# [任务要求]
• 1. 根据关于超高韧性水泥基复合材料多次冲击性能的节选内容，试验所用分离式霍普金森压杆系统的直径是多少？
• 2. 请列出节选内容中“试验结果表明”之后那句话里所描述变化趋势的全部指标。

# [节选内容]
====================

超高韧性水泥基复合材料多次冲击压缩性能及本构关系

MULTIPLE IMPACT COMPRESSIVE PROPERTIES AND CONSTITUTIVE MODEL OF ULTRA-HIGH TOUGHNESS CEMENTITIOUS COMPOSITES

  • 摘要: 利用直径80 mm分离式霍普金森压杆(SHPB)系统进行了超高韧性水泥基复合材料(ultra high toughness cementitious composites,UHTCC)在多次冲击压缩荷载下力学性能的研究,分析了试件的应力-应变曲线随冲击次数的演化规律, 并与其他纤维增强混凝土进行对比。试验结果表明:在多次冲击荷载作用下由于损伤的累积导致加载应变率随冲击次数增加而大致呈指数递增,UHTCC的峰值强度随应变率增大而近似线性递减,峰值应变和累积吸能值逐渐增加,单次吸能值随冲击次数的增加呈先增后减的变化趋势。通过对本构模型进行探讨后发现,热激活损伤演化(TADE)模型能较好地描述UHTCC在首次冲击下的力学响应,但无法反映其在多次冲击下力学性能的演化规律;基于Weibull分布的损伤演化模型能够较好地描述UHTCC在多次冲击下的累积损伤演化规律及应力-应变曲线,在经历3次冲击作用后根据损伤程度的计算可认为试样已完全破坏,但此时试样通过PVA纤维的桥连作用仍能保持为整体,具有良好的抗破碎性。

====================

# [所给数据]
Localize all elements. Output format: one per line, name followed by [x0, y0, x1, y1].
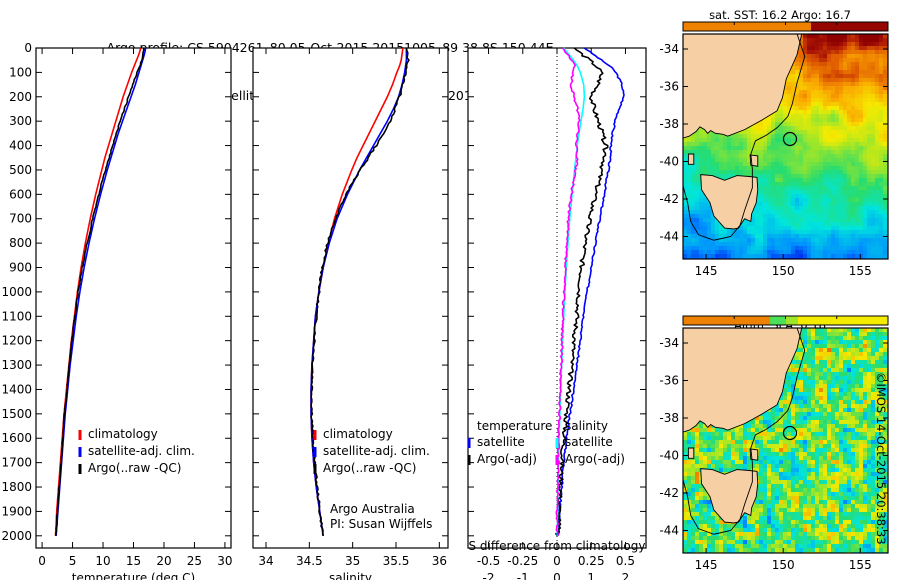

====================

# [书面回答]
• 1. 80 mm。

• 2. 加载应变率、峰值强度、峰值应变、累积吸能值、单次吸能值。